Brazil could begin cultivating medicinal marijuana this year after proposed legislation gained unanimous approval from the National Sanitary Surveillance Agency (Anvisa).
It greenlighted a 60-day public consultation on whether the country should begin to produce cannabis for medical purposes and conduct research into this field. A draft framework for a domestic cultivation industry will then go back to Anvisa for a final vote before it is signed into law.
William Dib, president at Anvisa, said he believes that the legislation will be approved before the end of the year. If a company has the necessary land and infrastructure it could begin cultivating marijuana immediately and have the first crop ready by the summer of 2020, he added.
Anvisa would be responsible for inspecting and supervising any companies permitted to grow marijuana in Brazil, while it could call upon the federal police force for assistance if necessary. They could only supply registered pharmacies and research institutions.

(Data for recognizing document structure)
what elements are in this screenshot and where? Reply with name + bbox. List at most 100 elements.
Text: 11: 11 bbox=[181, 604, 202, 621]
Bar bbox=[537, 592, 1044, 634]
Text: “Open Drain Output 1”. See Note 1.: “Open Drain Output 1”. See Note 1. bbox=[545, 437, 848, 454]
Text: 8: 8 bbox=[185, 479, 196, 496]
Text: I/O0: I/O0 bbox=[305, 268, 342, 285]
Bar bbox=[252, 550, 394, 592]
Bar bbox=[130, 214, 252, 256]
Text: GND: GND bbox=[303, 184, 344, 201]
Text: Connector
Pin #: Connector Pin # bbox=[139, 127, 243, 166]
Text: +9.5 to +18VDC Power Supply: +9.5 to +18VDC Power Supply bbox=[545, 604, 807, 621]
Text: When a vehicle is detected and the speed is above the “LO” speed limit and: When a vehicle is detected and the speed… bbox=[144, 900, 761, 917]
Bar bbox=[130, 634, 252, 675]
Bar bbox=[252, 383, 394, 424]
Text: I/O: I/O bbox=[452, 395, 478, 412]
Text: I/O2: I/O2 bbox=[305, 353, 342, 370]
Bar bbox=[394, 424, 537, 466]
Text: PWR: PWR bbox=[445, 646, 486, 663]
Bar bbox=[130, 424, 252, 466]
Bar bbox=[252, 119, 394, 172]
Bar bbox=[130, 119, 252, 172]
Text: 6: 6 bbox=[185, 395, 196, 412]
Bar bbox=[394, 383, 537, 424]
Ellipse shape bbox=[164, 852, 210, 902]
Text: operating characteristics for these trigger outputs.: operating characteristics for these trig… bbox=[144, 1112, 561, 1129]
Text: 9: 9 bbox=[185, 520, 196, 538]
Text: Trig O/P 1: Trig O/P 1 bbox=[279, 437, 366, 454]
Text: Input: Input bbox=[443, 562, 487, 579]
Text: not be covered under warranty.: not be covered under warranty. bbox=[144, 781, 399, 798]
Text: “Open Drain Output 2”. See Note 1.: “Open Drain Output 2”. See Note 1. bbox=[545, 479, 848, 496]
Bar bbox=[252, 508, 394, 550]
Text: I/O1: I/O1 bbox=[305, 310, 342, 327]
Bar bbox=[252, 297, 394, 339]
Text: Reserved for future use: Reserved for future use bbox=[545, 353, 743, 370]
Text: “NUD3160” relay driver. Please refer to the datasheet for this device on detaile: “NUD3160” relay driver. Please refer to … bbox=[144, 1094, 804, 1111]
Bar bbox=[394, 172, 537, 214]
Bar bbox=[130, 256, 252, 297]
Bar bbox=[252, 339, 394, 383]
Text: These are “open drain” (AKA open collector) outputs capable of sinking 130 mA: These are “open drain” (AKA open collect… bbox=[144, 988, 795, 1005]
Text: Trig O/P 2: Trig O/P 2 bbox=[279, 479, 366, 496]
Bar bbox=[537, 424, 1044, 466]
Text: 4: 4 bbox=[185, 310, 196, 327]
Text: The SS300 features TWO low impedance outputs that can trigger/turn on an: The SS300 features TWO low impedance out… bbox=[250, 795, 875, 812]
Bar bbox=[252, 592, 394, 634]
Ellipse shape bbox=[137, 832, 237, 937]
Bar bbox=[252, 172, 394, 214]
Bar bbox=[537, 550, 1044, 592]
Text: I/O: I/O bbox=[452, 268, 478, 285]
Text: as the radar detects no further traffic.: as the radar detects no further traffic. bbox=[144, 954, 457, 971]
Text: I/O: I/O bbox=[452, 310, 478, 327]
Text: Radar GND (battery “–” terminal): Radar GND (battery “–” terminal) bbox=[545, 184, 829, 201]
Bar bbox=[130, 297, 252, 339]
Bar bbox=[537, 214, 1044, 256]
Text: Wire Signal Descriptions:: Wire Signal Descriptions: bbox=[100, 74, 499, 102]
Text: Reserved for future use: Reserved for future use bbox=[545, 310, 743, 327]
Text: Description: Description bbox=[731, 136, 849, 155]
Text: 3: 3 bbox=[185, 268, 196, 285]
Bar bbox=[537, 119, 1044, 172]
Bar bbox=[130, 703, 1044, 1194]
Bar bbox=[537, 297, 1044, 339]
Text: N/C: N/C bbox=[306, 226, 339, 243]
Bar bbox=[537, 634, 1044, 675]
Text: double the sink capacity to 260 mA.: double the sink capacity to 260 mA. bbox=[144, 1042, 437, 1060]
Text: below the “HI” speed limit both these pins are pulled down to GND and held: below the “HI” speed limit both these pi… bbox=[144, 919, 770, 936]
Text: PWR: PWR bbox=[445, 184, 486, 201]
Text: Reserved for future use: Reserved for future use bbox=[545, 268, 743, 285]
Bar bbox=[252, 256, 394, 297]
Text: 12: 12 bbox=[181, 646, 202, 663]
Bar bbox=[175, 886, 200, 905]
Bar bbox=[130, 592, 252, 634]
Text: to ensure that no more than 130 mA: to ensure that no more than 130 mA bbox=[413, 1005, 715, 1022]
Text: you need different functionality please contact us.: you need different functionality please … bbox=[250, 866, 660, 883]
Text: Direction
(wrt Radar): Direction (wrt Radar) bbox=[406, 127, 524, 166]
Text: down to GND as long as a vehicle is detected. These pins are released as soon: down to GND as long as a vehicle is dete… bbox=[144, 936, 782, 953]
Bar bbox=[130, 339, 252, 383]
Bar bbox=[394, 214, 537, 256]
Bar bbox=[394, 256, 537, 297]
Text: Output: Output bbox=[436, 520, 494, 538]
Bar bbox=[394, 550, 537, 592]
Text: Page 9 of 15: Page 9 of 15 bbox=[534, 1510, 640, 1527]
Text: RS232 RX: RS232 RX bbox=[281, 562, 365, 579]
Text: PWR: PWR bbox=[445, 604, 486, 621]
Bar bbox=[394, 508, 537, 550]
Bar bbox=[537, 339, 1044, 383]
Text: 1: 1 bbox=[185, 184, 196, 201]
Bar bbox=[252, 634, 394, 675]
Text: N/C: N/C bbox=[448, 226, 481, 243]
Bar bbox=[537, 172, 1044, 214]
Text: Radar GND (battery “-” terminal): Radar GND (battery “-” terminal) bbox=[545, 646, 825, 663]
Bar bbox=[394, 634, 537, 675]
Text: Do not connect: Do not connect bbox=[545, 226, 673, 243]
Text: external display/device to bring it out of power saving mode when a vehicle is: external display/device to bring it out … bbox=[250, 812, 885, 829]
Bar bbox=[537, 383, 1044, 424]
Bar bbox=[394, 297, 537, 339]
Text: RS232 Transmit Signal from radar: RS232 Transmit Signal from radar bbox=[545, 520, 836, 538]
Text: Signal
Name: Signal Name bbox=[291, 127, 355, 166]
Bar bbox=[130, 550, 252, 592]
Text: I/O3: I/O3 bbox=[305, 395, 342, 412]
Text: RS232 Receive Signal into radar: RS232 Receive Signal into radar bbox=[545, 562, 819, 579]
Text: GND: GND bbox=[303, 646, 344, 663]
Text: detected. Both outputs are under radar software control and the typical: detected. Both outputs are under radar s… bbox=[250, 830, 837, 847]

— Activities —
- a) In the piece on Brazil's medicinal marijuana plans, whom could Anvisa call upon for assistance if necessary?
- b) Extend the piece on Brazil's proposed medicinal marijuana cultivation past its final sentence.
Nothing in the data is needed for the work here.

— Exercise responses —
- a) The federal police force.

- b)
Brazil is the largest economy in Latin America and the ninth largest in the world, leaving it just ahead of Canada. It has a population of around 210 million and demand for medicinal marijuana is expected to be high in the future.
In 2017, it authorized its first license for a cannabis-based medicine by allowing sales of Sativex. Two million Brazilians suffer from epilepsy, which Sativex is used to treat. Some people are also allowed to cultivate small amounts of marijuana at home to treat certain conditions, but there is not a proper medicinal cannabis industry.
HempMed Brasil, a subsidiary of the US-based Medical Marijuana Inc. (OTC: MJNA), is keen to begin producing cannabis in Brazil. “If the cultivation of the plant and the manufacture of medicines can be done in Brazil, there should be a reduction of costs and business expansion, which interests us a lot,” said vice president Caroline Heinz.
In April a group of leading Brazilian doctors went to California on a research trip to learn about the medicinal properties of cannabis. They visited the Medical Marijuana Inc. headquarters and the TERI Campus of Life, and they are now sharing their learnings with the wider Brazilian medical community.
Australian producer Creso Pharma (ASX: CHP) recently gained a license to import into Brazil and it plans to target Sao Paulo, Rio de Janeiro, and Curitiba.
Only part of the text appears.